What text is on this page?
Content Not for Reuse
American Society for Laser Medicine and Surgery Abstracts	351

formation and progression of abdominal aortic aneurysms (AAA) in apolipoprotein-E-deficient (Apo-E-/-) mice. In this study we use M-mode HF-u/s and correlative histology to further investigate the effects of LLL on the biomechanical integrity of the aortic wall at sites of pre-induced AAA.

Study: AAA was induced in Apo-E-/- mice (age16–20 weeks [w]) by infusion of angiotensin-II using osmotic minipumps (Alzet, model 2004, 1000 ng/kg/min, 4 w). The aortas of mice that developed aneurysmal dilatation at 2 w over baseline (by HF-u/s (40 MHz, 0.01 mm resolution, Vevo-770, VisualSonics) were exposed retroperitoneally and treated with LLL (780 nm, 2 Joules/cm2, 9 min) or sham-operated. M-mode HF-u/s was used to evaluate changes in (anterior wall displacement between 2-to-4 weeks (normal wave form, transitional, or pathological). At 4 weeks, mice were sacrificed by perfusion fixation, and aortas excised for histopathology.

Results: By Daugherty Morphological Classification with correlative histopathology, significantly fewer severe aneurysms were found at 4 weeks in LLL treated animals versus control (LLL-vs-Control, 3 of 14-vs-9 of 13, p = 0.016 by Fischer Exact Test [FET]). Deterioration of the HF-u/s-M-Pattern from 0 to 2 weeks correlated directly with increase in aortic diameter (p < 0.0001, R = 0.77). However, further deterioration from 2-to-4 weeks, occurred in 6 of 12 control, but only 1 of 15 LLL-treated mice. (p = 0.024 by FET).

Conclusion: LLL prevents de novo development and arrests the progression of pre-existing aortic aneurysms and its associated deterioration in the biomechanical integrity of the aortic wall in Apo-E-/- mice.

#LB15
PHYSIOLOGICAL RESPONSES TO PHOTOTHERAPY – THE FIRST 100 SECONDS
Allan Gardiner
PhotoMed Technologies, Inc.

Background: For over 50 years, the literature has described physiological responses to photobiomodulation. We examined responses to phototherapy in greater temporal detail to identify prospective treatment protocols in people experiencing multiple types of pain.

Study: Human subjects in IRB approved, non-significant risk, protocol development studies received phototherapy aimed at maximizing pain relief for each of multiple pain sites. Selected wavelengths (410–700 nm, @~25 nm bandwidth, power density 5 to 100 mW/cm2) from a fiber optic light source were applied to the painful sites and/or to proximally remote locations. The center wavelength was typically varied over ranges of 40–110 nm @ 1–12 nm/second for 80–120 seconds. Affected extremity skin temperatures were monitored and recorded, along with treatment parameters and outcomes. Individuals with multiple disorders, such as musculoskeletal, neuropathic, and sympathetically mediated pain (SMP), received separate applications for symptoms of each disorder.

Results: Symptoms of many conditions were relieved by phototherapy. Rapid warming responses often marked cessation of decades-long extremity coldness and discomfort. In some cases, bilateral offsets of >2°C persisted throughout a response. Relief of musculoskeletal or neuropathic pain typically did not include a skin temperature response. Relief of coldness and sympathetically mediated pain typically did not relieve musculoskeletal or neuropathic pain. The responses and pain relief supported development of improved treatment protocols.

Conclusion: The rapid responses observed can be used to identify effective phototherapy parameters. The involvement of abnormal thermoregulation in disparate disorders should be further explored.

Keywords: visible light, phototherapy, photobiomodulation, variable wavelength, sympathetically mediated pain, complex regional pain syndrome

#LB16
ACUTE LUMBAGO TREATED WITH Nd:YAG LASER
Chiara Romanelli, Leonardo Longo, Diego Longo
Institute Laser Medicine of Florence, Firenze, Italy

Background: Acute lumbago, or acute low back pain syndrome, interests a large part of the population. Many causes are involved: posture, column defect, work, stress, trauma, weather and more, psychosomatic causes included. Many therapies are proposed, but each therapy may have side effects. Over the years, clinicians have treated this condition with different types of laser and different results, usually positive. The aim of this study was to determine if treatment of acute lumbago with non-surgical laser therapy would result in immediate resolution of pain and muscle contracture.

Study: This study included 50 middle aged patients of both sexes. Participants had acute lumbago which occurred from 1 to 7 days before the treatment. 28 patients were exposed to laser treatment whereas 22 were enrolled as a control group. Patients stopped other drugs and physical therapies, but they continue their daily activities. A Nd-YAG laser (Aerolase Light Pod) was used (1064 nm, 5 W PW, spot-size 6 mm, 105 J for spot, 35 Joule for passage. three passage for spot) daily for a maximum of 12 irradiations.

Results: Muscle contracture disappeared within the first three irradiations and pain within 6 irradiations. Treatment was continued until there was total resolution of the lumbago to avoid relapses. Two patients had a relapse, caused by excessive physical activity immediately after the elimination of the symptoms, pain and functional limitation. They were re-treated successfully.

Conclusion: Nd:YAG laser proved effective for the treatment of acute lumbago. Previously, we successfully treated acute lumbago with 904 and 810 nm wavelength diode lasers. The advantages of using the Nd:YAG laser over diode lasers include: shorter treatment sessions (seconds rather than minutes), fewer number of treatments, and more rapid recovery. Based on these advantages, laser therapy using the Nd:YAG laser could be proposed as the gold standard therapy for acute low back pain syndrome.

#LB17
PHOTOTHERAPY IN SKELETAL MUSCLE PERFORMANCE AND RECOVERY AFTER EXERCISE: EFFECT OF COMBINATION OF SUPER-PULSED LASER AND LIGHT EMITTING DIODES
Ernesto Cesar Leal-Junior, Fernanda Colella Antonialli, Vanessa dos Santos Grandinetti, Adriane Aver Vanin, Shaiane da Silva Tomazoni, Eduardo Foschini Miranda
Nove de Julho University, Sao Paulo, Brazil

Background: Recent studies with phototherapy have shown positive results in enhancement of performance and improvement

____________________

**WHAT THE TASK ASKS**:
Locate the lines above that contain "physical" and copy them.

**EXERCISE SOLUTION**:
Study: This study included 50 middle aged patients of both sexes. Participants had acute lumbago which occurred from 1 to 7 days before the treatment. 28 patients were exposed to laser treatment whereas 22 were enrolled as a control group. Patients stopped other drugs and physical therapies, but they continue their daily activities. A Nd-YAG laser (Aerolase Light Pod) was used (1064 nm, 5 W PW, spot-size 6 mm, 105 J for spot, 35 Joule for passage. three passage for spot) daily for a maximum of 12 irradiations.
Results: Muscle contracture disappeared within the first three irradiations and pain within 6 irradiations. Treatment was continued until there was total resolution of the lumbago to avoid relapses. Two patients had a relapse, caused by excessive physical activity immediately after the elimination of the symptoms, pain and functional limitation. They were re-treated successfully.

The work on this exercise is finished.